*THE TASK*
Pictures don't belong in the copy; print all the records exactly.

[Dataset items]
•••••
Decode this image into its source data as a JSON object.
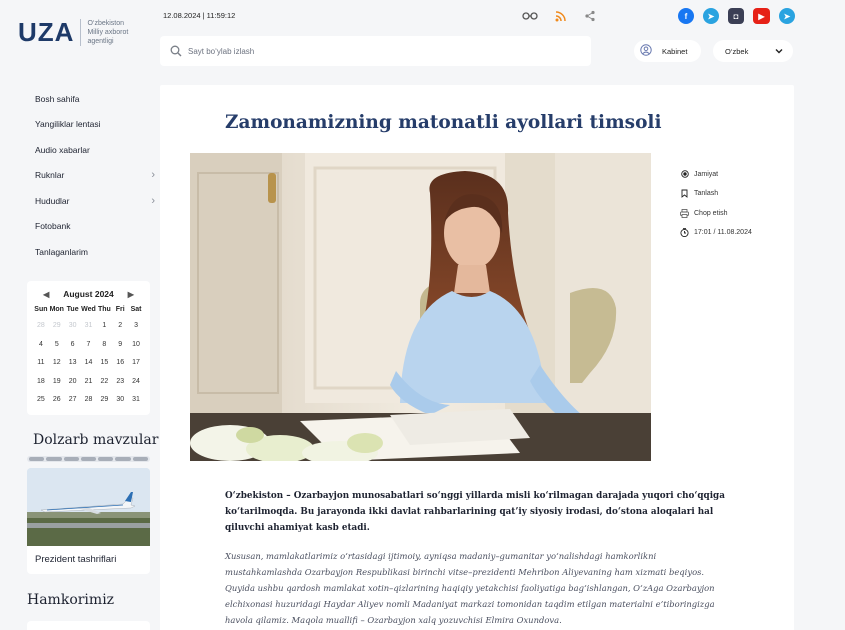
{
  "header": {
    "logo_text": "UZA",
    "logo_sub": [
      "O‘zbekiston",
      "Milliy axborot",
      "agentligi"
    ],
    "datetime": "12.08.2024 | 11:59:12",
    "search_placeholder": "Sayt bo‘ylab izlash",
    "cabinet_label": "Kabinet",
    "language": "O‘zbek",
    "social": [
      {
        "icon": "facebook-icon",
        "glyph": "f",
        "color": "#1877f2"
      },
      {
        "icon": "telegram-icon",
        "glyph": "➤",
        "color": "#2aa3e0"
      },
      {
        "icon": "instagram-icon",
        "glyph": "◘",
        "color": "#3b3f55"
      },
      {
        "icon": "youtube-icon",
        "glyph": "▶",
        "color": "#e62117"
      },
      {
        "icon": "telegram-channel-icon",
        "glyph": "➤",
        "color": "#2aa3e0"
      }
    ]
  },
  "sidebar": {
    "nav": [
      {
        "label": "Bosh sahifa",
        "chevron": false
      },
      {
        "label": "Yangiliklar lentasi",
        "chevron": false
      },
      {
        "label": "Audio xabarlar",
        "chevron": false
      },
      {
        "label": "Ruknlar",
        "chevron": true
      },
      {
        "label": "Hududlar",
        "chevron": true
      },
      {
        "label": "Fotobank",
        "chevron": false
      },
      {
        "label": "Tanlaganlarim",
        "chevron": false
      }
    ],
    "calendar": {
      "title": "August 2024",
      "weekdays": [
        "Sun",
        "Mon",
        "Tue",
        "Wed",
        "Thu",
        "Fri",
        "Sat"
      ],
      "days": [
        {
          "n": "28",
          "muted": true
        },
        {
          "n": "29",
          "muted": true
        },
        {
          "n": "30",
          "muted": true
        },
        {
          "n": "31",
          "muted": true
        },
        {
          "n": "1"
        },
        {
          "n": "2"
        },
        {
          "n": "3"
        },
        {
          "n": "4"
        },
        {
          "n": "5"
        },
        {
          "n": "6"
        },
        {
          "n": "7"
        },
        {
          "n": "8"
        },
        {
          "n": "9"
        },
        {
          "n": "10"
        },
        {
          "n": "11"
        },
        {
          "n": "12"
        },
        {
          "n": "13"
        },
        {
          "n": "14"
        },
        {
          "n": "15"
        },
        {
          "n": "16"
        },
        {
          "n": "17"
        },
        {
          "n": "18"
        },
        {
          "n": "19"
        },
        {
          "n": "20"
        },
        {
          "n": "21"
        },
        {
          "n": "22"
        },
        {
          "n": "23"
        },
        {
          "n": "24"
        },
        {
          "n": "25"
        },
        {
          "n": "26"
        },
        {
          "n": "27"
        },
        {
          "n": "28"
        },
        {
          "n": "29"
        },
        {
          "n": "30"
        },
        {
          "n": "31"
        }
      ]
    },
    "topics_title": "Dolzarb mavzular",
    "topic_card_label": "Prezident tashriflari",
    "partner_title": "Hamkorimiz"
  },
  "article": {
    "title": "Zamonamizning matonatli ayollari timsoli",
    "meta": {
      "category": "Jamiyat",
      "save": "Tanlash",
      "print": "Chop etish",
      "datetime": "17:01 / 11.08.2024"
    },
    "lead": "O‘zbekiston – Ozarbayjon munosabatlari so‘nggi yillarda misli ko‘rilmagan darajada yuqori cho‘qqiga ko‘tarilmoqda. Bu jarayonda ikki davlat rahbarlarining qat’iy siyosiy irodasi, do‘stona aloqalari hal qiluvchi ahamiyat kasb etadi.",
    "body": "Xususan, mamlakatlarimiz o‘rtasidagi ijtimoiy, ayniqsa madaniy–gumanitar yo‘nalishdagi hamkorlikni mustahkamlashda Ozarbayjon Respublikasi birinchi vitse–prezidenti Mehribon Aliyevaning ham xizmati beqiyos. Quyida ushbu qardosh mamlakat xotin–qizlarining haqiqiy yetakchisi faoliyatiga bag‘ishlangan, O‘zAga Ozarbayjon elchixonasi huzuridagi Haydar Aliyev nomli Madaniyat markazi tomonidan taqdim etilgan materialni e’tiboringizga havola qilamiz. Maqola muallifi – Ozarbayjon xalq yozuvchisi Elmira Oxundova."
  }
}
•••••
*COMPLETED EXERCISE*
Decode this image into its source data as a JSON object.
{
  "header": {
    "logo_text": "UZA",
    "logo_sub": [
      "O‘zbekiston",
      "Milliy axborot",
      "agentligi"
    ],
    "datetime": "12.08.2024 | 11:59:12",
    "search_placeholder": "Sayt bo‘ylab izlash",
    "cabinet_label": "Kabinet",
    "language": "O‘zbek",
    "social": [
      {
        "icon": "facebook-icon",
        "glyph": "f",
        "color": "#1877f2"
      },
      {
        "icon": "telegram-icon",
        "glyph": "➤",
        "color": "#2aa3e0"
      },
      {
        "icon": "instagram-icon",
        "glyph": "◘",
        "color": "#3b3f55"
      },
      {
        "icon": "youtube-icon",
        "glyph": "▶",
        "color": "#e62117"
      },
      {
        "icon": "telegram-channel-icon",
        "glyph": "➤",
        "color": "#2aa3e0"
      }
    ]
  },
  "sidebar": {
    "nav": [
      {
        "label": "Bosh sahifa",
        "chevron": false
      },
      {
        "label": "Yangiliklar lentasi",
        "chevron": false
      },
      {
        "label": "Audio xabarlar",
        "chevron": false
      },
      {
        "label": "Ruknlar",
        "chevron": true
      },
      {
        "label": "Hududlar",
        "chevron": true
      },
      {
        "label": "Fotobank",
        "chevron": false
      },
      {
        "label": "Tanlaganlarim",
        "chevron": false
      }
    ],
    "calendar": {
      "title": "August 2024",
      "weekdays": [
        "Sun",
        "Mon",
        "Tue",
        "Wed",
        "Thu",
        "Fri",
        "Sat"
      ],
      "days": [
        {
          "n": "28",
          "muted": true
        },
        {
          "n": "29",
          "muted": true
        },
        {
          "n": "30",
          "muted": true
        },
        {
          "n": "31",
          "muted": true
        },
        {
          "n": "1"
        },
        {
          "n": "2"
        },
        {
          "n": "3"
        },
        {
          "n": "4"
        },
        {
          "n": "5"
        },
        {
          "n": "6"
        },
        {
          "n": "7"
        },
        {
          "n": "8"
        },
        {
          "n": "9"
        },
        {
          "n": "10"
        },
        {
          "n": "11"
        },
        {
          "n": "12"
        },
        {
          "n": "13"
        },
        {
          "n": "14"
        },
        {
          "n": "15"
        },
        {
          "n": "16"
        },
        {
          "n": "17"
        },
        {
          "n": "18"
        },
        {
          "n": "19"
        },
        {
          "n": "20"
        },
        {
          "n": "21"
        },
        {
          "n": "22"
        },
        {
          "n": "23"
        },
        {
          "n": "24"
        },
        {
          "n": "25"
        },
        {
          "n": "26"
        },
        {
          "n": "27"
        },
        {
          "n": "28"
        },
        {
          "n": "29"
        },
        {
          "n": "30"
        },
        {
          "n": "31"
        }
      ]
    },
    "topics_title": "Dolzarb mavzular",
    "topic_card_label": "Prezident tashriflari",
    "partner_title": "Hamkorimiz"
  },
  "article": {
    "title": "Zamonamizning matonatli ayollari timsoli",
    "meta": {
      "category": "Jamiyat",
      "save": "Tanlash",
      "print": "Chop etish",
      "datetime": "17:01 / 11.08.2024"
    },
    "lead": "O‘zbekiston – Ozarbayjon munosabatlari so‘nggi yillarda misli ko‘rilmagan darajada yuqori cho‘qqiga ko‘tarilmoqda. Bu jarayonda ikki davlat rahbarlarining qat’iy siyosiy irodasi, do‘stona aloqalari hal qiluvchi ahamiyat kasb etadi.",
    "body": "Xususan, mamlakatlarimiz o‘rtasidagi ijtimoiy, ayniqsa madaniy–gumanitar yo‘nalishdagi hamkorlikni mustahkamlashda Ozarbayjon Respublikasi birinchi vitse–prezidenti Mehribon Aliyevaning ham xizmati beqiyos. Quyida ushbu qardosh mamlakat xotin–qizlarining haqiqiy yetakchisi faoliyatiga bag‘ishlangan, O‘zAga Ozarbayjon elchixonasi huzuridagi Haydar Aliyev nomli Madaniyat markazi tomonidan taqdim etilgan materialni e’tiboringizga havola qilamiz. Maqola muallifi – Ozarbayjon xalq yozuvchisi Elmira Oxundova."
  }
}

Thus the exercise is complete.